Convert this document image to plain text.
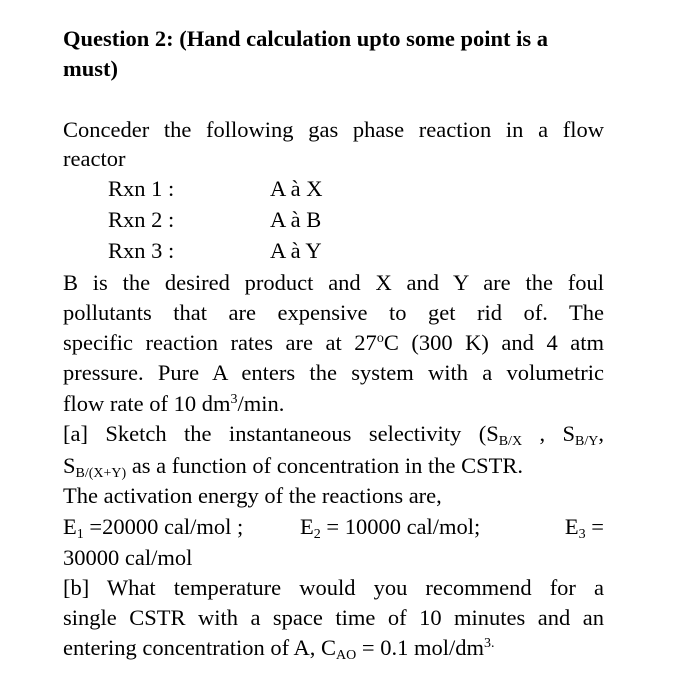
Question 2: (Hand calculation upto some point is a
must)
Conceder the following gas phase reaction in a flow
reactor
Rxn 1 :	A à X
Rxn 2 :	A à B
Rxn 3 :	A à Y
B is the desired product and X and Y are the foul
pollutants that are expensive to get rid of. The
specific reaction rates are at 27$^o$C (300 K) and 4 atm
pressure. Pure A enters the system with a volumetric
flow rate of 10 $dm^3/\min$.
[a] Sketch the instantaneous selectivity ($S_{B/X}$ , $S_{B/Y}$,
$S_{B/(X+Y)}$ as a function of concentration in the CSTR.
The activation energy of the reactions are,
$E_1 =20000$ cal/mol ;	$E_2 = 10000$ cal/mol;	$E_3$ =
30000 cal/mol
[b] What temperature would you recommend for a
single CSTR with a space time of 10 minutes and an
entering concentration of A, $C_{AO} = 0.1$ mol/$dm^{3.}$
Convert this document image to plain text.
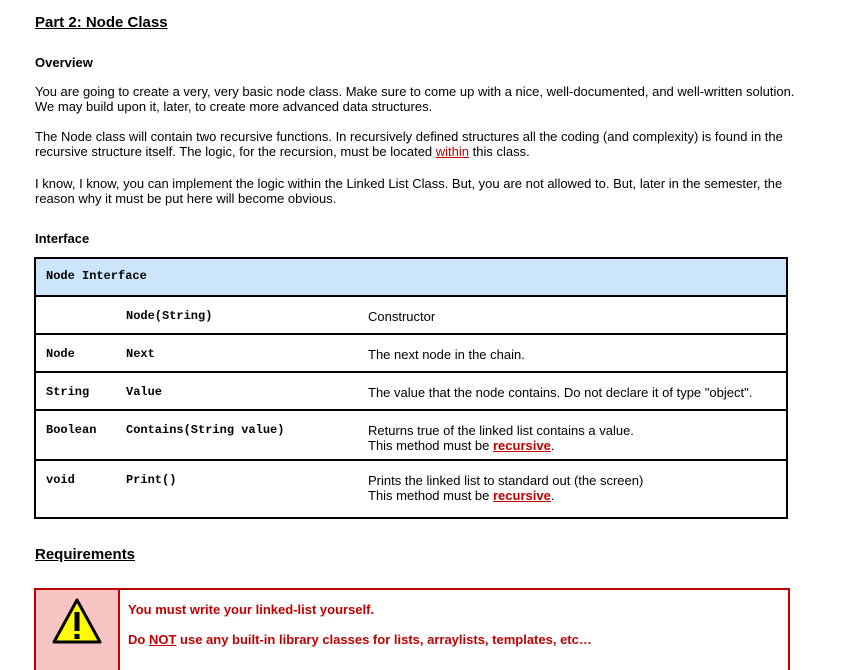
Part 2: Node Class
Overview
You are going to create a very, very basic node class. Make sure to come up with a nice, well-documented, and well-written solution. We may build upon it, later, to create more advanced data structures.
The Node class will contain two recursive functions. In recursively defined structures all the coding (and complexity) is found in the recursive structure itself. The logic, for the recursion, must be located within this class.
I know, I know, you can implement the logic within the Linked List Class. But, you are not allowed to. But, later in the semester, the reason why it must be put here will become obvious.
Interface
Node Interface		

	Node(String)	Constructor

Node	Next	The next node in the chain.

String	Value	The value that the node contains. Do not declare it of type "object".

Boolean	Contains(String value)	Returns true of the linked list contains a value.
This method must be recursive.

void	Print()	Prints the linked list to standard out (the screen)
This method must be recursive.
Requirements
You must write your linked-list yourself.
Do NOT use any built-in library classes for lists, arraylists, templates, etc…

▶ Brief
Quote the preceding listing precisely and completely, omitting its images.

▶ Output of the exercise
Convert this document image to plain text.
Question 2: (Hand calculation upto some point is a
must)
Conceder the following gas phase reaction in a flow
reactor
Rxn 1 :	A à X
Rxn 2 :	A à B
Rxn 3 :	A à Y
B is the desired product and X and Y are the foul
pollutants that are expensive to get rid of. The
specific reaction rates are at 27$^o$C (300 K) and 4 atm
pressure. Pure A enters the system with a volumetric
flow rate of 10 $dm^3/\min$.
[a] Sketch the instantaneous selectivity ($S_{B/X}$ , $S_{B/Y}$,
$S_{B/(X+Y)}$ as a function of concentration in the CSTR.
The activation energy of the reactions are,
$E_1 =20000$ cal/mol ;	$E_2 = 10000$ cal/mol;	$E_3$ =
30000 cal/mol
[b] What temperature would you recommend for a
single CSTR with a space time of 10 minutes and an
entering concentration of A, $C_{AO} = 0.1$ mol/$dm^{3.}$
Convert this document image to plain text.
Part 2: Node Class
Overview
You are going to create a very, very basic node class. Make sure to come up with a nice, well-documented, and well-written solution. We may build upon it, later, to create more advanced data structures.
The Node class will contain two recursive functions. In recursively defined structures all the coding (and complexity) is found in the recursive structure itself. The logic, for the recursion, must be located within this class.
I know, I know, you can implement the logic within the Linked List Class. But, you are not allowed to. But, later in the semester, the reason why it must be put here will become obvious.
Interface
Node Interface		

	Node(String)	Constructor

Node	Next	The next node in the chain.

String	Value	The value that the node contains. Do not declare it of type "object".

Boolean	Contains(String value)	Returns true of the linked list contains a value.
This method must be recursive.

void	Print()	Prints the linked list to standard out (the screen)
This method must be recursive.
Requirements
You must write your linked-list yourself.
Do NOT use any built-in library classes for lists, arraylists, templates, etc…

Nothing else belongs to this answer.